Required work: What is the number of lines holding the word "text"? Give that number alone.

Available records:
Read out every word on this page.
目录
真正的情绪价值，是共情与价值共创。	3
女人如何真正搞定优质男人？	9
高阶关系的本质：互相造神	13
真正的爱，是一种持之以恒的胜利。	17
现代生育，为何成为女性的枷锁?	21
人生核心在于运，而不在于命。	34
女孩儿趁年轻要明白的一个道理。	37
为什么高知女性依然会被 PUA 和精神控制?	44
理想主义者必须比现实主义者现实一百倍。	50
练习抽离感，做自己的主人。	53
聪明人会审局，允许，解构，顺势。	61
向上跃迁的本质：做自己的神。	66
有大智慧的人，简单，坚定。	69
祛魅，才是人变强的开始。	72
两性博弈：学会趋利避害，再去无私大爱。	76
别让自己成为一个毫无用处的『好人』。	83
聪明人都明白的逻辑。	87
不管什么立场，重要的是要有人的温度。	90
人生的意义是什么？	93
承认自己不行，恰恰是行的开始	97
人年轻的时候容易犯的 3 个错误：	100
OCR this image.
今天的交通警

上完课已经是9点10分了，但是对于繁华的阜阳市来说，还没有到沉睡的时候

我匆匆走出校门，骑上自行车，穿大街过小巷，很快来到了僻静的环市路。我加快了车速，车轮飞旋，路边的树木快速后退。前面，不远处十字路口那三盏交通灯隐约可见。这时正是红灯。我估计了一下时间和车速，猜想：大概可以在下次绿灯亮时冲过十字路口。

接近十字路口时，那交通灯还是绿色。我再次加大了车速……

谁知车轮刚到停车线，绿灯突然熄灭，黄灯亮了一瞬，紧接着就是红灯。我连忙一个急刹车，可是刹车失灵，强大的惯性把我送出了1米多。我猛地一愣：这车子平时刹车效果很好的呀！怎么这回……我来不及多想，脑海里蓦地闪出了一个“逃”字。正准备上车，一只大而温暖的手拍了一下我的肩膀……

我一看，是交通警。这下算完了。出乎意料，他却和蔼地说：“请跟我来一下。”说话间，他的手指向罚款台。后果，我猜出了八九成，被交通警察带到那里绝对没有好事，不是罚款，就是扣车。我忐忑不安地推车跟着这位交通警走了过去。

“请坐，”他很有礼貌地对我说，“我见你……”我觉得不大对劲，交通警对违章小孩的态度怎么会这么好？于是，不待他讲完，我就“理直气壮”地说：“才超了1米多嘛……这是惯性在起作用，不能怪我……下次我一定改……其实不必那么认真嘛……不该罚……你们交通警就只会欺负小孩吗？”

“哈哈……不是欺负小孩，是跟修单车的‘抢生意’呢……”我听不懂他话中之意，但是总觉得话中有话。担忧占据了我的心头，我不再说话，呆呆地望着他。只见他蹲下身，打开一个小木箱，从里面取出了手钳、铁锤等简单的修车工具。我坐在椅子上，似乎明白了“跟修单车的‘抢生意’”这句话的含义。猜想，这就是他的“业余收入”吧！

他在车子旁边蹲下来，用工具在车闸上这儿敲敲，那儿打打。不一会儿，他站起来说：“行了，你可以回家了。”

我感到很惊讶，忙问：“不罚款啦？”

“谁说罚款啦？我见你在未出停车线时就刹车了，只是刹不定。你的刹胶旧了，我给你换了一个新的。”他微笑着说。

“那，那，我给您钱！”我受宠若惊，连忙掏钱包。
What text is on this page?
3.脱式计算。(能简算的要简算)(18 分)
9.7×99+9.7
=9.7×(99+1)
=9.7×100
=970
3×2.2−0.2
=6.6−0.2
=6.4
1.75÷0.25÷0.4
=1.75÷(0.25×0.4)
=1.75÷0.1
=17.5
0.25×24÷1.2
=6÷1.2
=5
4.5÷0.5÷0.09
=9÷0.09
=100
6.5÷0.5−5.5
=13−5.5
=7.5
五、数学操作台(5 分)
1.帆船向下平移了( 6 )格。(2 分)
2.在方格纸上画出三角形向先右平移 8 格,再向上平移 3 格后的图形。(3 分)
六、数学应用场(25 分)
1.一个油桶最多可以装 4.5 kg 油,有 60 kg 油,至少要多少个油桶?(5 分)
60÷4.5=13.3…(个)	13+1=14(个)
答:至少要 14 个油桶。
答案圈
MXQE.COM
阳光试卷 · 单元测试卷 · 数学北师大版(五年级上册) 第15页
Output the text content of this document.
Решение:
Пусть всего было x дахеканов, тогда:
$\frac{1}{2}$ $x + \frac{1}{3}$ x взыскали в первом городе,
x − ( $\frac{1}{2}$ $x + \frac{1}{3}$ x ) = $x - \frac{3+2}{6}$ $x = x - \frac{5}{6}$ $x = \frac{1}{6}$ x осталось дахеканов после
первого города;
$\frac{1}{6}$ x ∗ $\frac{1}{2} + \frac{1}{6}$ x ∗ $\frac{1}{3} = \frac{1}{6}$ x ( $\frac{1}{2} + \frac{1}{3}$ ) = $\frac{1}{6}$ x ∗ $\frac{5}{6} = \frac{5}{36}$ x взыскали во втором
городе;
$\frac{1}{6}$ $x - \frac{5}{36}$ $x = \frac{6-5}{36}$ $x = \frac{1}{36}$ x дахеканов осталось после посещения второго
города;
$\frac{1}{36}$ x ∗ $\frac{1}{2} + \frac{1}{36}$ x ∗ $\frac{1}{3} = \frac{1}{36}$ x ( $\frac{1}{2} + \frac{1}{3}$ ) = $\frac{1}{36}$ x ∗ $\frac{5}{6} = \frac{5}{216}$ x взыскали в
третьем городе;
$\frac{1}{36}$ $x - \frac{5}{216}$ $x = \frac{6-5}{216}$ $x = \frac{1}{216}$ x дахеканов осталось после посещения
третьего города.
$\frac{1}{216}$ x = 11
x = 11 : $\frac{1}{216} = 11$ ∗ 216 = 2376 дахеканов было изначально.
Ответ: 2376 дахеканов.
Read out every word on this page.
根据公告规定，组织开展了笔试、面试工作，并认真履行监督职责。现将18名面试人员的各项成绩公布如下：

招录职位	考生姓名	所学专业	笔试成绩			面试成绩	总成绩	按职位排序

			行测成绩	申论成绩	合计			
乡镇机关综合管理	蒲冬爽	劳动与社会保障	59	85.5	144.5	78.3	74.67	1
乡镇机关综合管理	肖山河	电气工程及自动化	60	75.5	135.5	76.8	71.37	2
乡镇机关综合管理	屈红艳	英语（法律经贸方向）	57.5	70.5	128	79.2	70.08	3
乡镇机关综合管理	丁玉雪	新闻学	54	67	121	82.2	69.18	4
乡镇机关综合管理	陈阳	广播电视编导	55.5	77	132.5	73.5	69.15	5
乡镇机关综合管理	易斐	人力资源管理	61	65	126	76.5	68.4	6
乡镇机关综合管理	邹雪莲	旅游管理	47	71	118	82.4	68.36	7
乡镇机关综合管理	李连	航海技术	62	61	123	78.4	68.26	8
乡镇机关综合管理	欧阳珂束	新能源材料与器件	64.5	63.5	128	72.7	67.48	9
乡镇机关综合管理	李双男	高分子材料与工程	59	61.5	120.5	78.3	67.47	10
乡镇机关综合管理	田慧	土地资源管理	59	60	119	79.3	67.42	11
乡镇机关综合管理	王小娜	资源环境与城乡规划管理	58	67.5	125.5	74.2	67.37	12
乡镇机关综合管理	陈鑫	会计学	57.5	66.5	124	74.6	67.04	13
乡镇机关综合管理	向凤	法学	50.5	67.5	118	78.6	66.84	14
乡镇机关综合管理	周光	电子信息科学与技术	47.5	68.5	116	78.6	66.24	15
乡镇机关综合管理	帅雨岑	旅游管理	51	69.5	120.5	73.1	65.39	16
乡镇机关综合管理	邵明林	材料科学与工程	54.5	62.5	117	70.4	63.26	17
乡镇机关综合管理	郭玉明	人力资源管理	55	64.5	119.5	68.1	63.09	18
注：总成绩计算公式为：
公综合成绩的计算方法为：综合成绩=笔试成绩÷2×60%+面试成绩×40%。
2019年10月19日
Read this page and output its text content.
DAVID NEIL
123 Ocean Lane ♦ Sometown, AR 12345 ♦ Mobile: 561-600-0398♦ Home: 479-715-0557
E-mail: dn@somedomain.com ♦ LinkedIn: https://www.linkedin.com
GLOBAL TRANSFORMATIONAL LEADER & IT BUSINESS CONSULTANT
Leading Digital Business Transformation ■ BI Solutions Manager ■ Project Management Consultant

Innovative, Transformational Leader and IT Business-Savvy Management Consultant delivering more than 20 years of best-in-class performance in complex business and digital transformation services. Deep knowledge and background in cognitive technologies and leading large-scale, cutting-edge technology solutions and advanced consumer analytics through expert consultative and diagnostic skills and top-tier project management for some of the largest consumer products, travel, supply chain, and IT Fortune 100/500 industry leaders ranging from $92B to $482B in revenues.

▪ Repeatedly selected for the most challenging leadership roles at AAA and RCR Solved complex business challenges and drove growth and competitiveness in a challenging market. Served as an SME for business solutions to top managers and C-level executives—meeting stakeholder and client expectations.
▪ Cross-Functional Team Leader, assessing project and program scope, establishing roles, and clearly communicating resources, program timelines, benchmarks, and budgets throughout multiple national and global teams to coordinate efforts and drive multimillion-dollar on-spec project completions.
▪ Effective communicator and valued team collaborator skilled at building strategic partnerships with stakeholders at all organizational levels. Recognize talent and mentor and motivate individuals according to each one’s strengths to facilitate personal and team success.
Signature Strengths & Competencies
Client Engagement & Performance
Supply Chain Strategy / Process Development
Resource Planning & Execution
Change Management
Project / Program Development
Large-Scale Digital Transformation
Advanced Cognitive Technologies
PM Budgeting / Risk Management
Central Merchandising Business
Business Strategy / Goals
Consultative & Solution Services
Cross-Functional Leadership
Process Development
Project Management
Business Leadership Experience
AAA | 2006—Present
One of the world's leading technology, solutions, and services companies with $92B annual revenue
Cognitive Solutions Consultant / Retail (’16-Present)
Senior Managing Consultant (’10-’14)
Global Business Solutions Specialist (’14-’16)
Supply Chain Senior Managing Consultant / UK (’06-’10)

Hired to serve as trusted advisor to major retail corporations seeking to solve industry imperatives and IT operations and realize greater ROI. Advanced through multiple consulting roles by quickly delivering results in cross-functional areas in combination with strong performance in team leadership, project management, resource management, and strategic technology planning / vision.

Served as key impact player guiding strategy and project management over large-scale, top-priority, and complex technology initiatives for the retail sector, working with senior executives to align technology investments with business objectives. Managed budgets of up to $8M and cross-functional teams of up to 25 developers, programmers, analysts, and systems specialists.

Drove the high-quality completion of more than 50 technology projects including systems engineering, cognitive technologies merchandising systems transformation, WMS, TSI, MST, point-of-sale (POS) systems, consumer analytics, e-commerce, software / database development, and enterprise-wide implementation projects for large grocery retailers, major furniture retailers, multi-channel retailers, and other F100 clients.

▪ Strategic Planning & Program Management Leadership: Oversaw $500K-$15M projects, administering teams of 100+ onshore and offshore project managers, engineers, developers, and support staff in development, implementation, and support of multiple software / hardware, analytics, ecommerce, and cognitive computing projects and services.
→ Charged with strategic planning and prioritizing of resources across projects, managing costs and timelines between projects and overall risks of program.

Answer in full: 3